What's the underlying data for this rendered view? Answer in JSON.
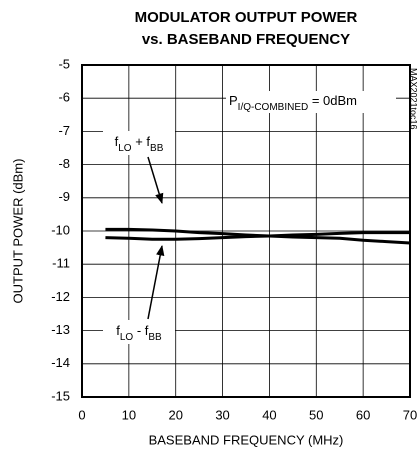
{
  "chart_data": {
    "type": "line",
    "title": [
      "MODULATOR OUTPUT POWER",
      "vs. BASEBAND FREQUENCY"
    ],
    "x_label": "BASEBAND FREQUENCY (MHz)",
    "y_label": "OUTPUT POWER (dBm)",
    "watermark": "MAX2021toc16",
    "x": [
      5,
      10,
      15,
      20,
      25,
      30,
      35,
      40,
      45,
      50,
      55,
      60,
      65,
      70
    ],
    "series": [
      {
        "name": [
          {
            "text": "f"
          },
          {
            "text": "LO",
            "sub": true
          },
          {
            "text": " + f"
          },
          {
            "text": "BB",
            "sub": true
          }
        ],
        "color": "#000000",
        "values": [
          -9.95,
          -9.95,
          -9.97,
          -10.0,
          -10.05,
          -10.08,
          -10.12,
          -10.15,
          -10.18,
          -10.2,
          -10.22,
          -10.28,
          -10.32,
          -10.36
        ]
      },
      {
        "name": [
          {
            "text": "f"
          },
          {
            "text": "LO",
            "sub": true
          },
          {
            "text": " - f"
          },
          {
            "text": "BB",
            "sub": true
          }
        ],
        "color": "#000000",
        "values": [
          -10.2,
          -10.22,
          -10.25,
          -10.25,
          -10.23,
          -10.2,
          -10.17,
          -10.15,
          -10.12,
          -10.1,
          -10.07,
          -10.05,
          -10.05,
          -10.05
        ]
      }
    ],
    "annotations": [
      {
        "parts": [
          {
            "text": "P"
          },
          {
            "text": "I/Q-COMBINED",
            "sub": true
          },
          {
            "text": " = 0dBm"
          }
        ]
      }
    ],
    "xlim": [
      0,
      70
    ],
    "xticks": [
      0,
      10,
      20,
      30,
      40,
      50,
      60,
      70
    ],
    "ylim": [
      -15,
      -5
    ],
    "yticks": [
      -15,
      -14,
      -13,
      -12,
      -11,
      -10,
      -9,
      -8,
      -7,
      -6,
      -5
    ],
    "grid": true
  }
}
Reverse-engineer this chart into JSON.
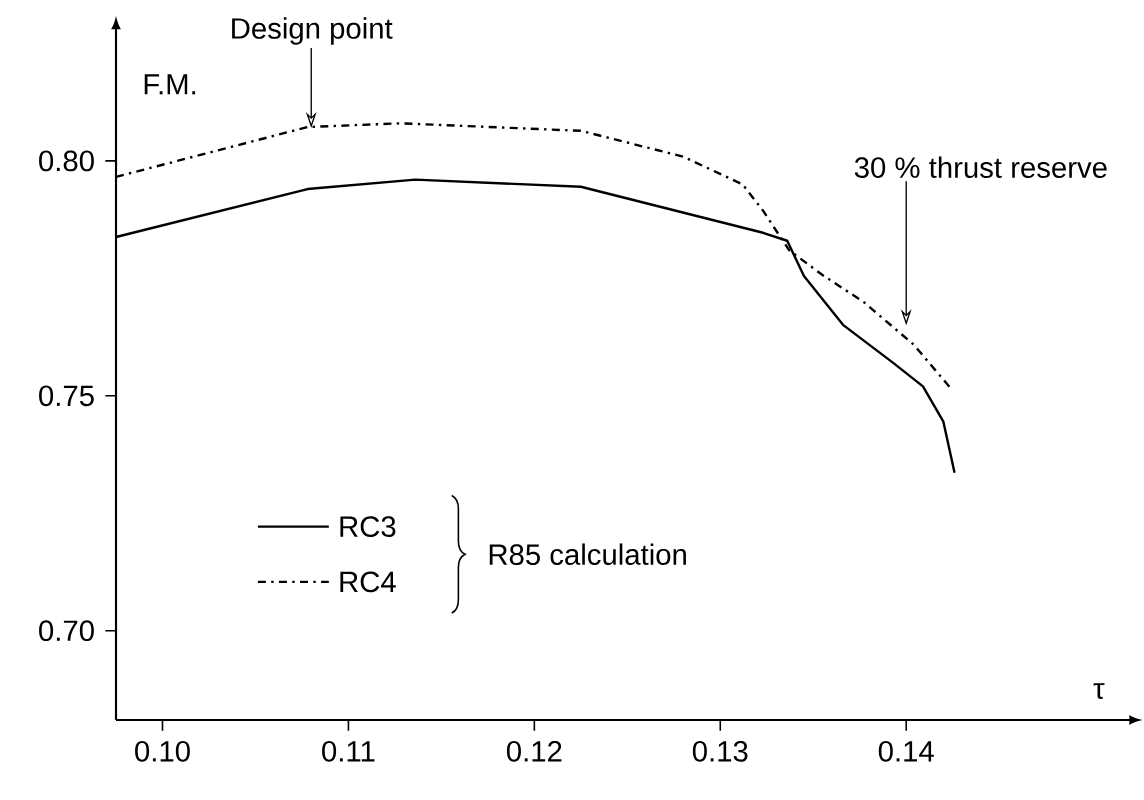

### What you will do
Search the entries for "FREQUENCY" and copy out each line that has it.

### Written solution
      "vs. BASEBAND FREQUENCY"
    "x_label": "BASEBAND FREQUENCY (MHz)",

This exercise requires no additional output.